_Objective_
Please return every line of the listing below word for word, leaving out the pictures.

--- Source records ---

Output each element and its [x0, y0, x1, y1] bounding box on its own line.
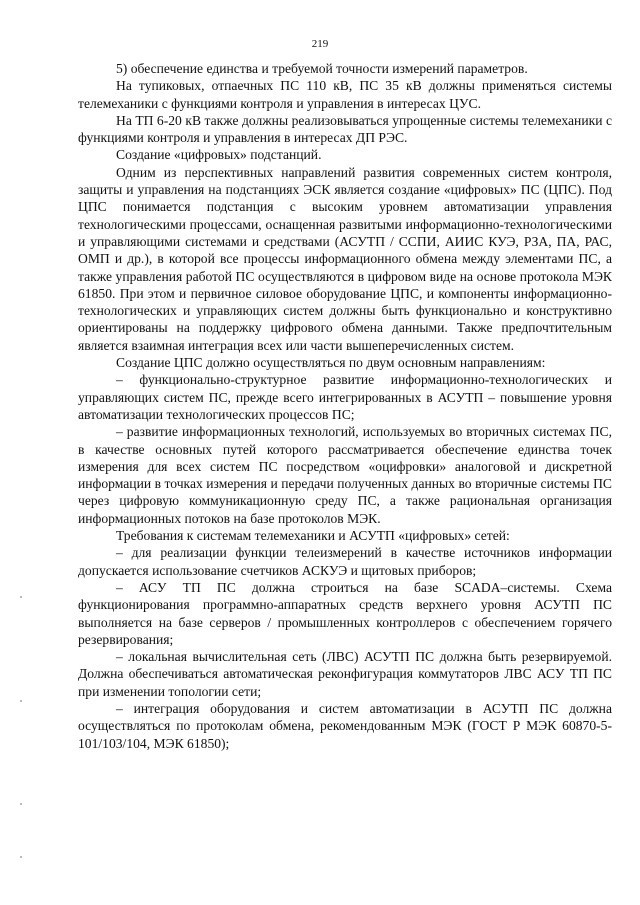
list-item-lan-redundancy: – локальная вычислительная сеть (ЛВС) АСУТП ПС должна быть резервируемой. Должна обеспечиваться автоматическая реконфигурация коммутаторов ЛВС АСУ ТП ПС при изменении топологии сети;: [78, 649, 612, 699]
paragraph-list-item-5: 5) обеспечение единства и требуемой точности измерений параметров.: [116, 61, 528, 76]
scan-mark: [20, 856, 22, 858]
paragraph-requirements-heading: Требования к системам телемеханики и АСУТП «цифровых» сетей:: [116, 528, 510, 544]
list-item-scada: – АСУ ТП ПС должна строиться на базе SCADA–системы. Схема функционирования программно-аппаратных средств верхнего уровня АСУТП ПС выполняется на базе серверов / промышленных контроллеров с обеспечением горячего резервирования;: [78, 579, 612, 647]
list-item-functional-structural: – функционально-структурное развитие информационно-технологических и управляющих систем ПС, прежде всего интегрированных в АСУТП – повышение уровня автоматизации технологических процессов ПС;: [78, 372, 612, 422]
page-body: [78, 60, 612, 752]
scan-mark: [20, 596, 22, 598]
list-item-telemeasurement: – для реализации функции телеизмерений в качестве источников информации допускается использование счетчиков АСКУЭ и щитовых приборов;: [78, 545, 612, 578]
section-heading-digital-substations: Создание «цифровых» подстанций.: [116, 147, 322, 163]
paragraph-tp-6-20kv: На ТП 6-20 кВ также должны реализовываться упрощенные системы телемеханики с функциями контроля и управления в интересах ДП РЭС.: [78, 112, 612, 146]
page-number: 219: [311, 38, 329, 50]
list-item-protocol-integration: – интеграция оборудования и систем автоматизации в АСУТП ПС должна осуществляться по протоколам обмена, рекомендованным МЭК (ГОСТ Р МЭК 60870-5-101/103/104, МЭК 61850);: [78, 700, 612, 751]
paragraph-two-directions: Создание ЦПС должно осуществляться по двум основным направлениям:: [116, 355, 546, 371]
paragraph-digital-substation-definition: Одним из перспективных направлений развития современных систем контроля, защиты и управления на подстанциях ЭСК является создание «цифровых» ПС (ЦПС). Под ЦПС понимается подстанция с высоким уровнем автоматизации управления технологическими процессами, оснащенная развитыми информационно-технологическими и управляющими системами и средствами (АСУТП / ССПИ, АИИС КУЭ, РЗА, ПА, РАС, ОМП и др.), в которой все процессы информационного обмена между элементами ПС, а также управления работой ПС осуществляются в цифровом виде на основе протокола МЭК 61850. При этом и первичное силовое оборудование ЦПС, и компоненты информационно-технологических и управляющих систем должны быть функционально и конструктивно ориентированы на поддержку цифрового обмена данными. Также предпочтительным является взаимная интеграция всех или части вышеперечисленных систем.: [78, 164, 612, 353]
list-item-information-technologies: – развитие информационных технологий, используемых во вторичных системах ПС, в качестве основных путей которого рассматривается обеспечение единства точек измерения для всех систем ПС посредством «оцифровки» аналоговой и дискретной информации в точках измерения и передачи полученных данных во вторичные системы ПС через цифровую коммуникационную среду ПС, а также рациональная организация информационных потоков на базе протоколов МЭК.: [78, 424, 612, 526]
scan-mark: [20, 700, 22, 702]
scan-mark: [20, 803, 22, 805]
paragraph-dead-end-substations: На тупиковых, отпаечных ПС 110 кВ, ПС 35 кВ должны применяться системы телемеханики с функциями контроля и управления в интересах ЦУС.: [78, 78, 612, 111]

---

_Output below_
Output each element and its [x0, y0, x1, y1] bounding box on its own line.
list-item-lan-redundancy: – локальная вычислительная сеть (ЛВС) АСУТП ПС должна быть резервируемой. Должна обеспечиваться автоматическая реконфигурация коммутаторов ЛВС АСУ ТП ПС при изменении топологии сети;: [78, 649, 612, 699]
paragraph-list-item-5: 5) обеспечение единства и требуемой точности измерений параметров.: [116, 61, 528, 76]
scan-mark: [20, 856, 22, 858]
paragraph-requirements-heading: Требования к системам телемеханики и АСУТП «цифровых» сетей:: [116, 528, 510, 544]
list-item-scada: – АСУ ТП ПС должна строиться на базе SCADA–системы. Схема функционирования программно-аппаратных средств верхнего уровня АСУТП ПС выполняется на базе серверов / промышленных контроллеров с обеспечением горячего резервирования;: [78, 579, 612, 647]
list-item-functional-structural: – функционально-структурное развитие информационно-технологических и управляющих систем ПС, прежде всего интегрированных в АСУТП – повышение уровня автоматизации технологических процессов ПС;: [78, 372, 612, 422]
page-body: [78, 60, 612, 752]
scan-mark: [20, 596, 22, 598]
list-item-telemeasurement: – для реализации функции телеизмерений в качестве источников информации допускается использование счетчиков АСКУЭ и щитовых приборов;: [78, 545, 612, 578]
section-heading-digital-substations: Создание «цифровых» подстанций.: [116, 147, 322, 163]
paragraph-tp-6-20kv: На ТП 6-20 кВ также должны реализовываться упрощенные системы телемеханики с функциями контроля и управления в интересах ДП РЭС.: [78, 112, 612, 146]
page-number: 219: [311, 38, 329, 50]
list-item-protocol-integration: – интеграция оборудования и систем автоматизации в АСУТП ПС должна осуществляться по протоколам обмена, рекомендованным МЭК (ГОСТ Р МЭК 60870-5-101/103/104, МЭК 61850);: [78, 700, 612, 751]
paragraph-two-directions: Создание ЦПС должно осуществляться по двум основным направлениям:: [116, 355, 546, 371]
paragraph-digital-substation-definition: Одним из перспективных направлений развития современных систем контроля, защиты и управления на подстанциях ЭСК является создание «цифровых» ПС (ЦПС). Под ЦПС понимается подстанция с высоким уровнем автоматизации управления технологическими процессами, оснащенная развитыми информационно-технологическими и управляющими системами и средствами (АСУТП / ССПИ, АИИС КУЭ, РЗА, ПА, РАС, ОМП и др.), в которой все процессы информационного обмена между элементами ПС, а также управления работой ПС осуществляются в цифровом виде на основе протокола МЭК 61850. При этом и первичное силовое оборудование ЦПС, и компоненты информационно-технологических и управляющих систем должны быть функционально и конструктивно ориентированы на поддержку цифрового обмена данными. Также предпочтительным является взаимная интеграция всех или части вышеперечисленных систем.: [78, 164, 612, 353]
list-item-information-technologies: – развитие информационных технологий, используемых во вторичных системах ПС, в качестве основных путей которого рассматривается обеспечение единства точек измерения для всех систем ПС посредством «оцифровки» аналоговой и дискретной информации в точках измерения и передачи полученных данных во вторичные системы ПС через цифровую коммуникационную среду ПС, а также рациональная организация информационных потоков на базе протоколов МЭК.: [78, 424, 612, 526]
scan-mark: [20, 700, 22, 702]
scan-mark: [20, 803, 22, 805]
paragraph-dead-end-substations: На тупиковых, отпаечных ПС 110 кВ, ПС 35 кВ должны применяться системы телемеханики с функциями контроля и управления в интересах ЦУС.: [78, 78, 612, 111]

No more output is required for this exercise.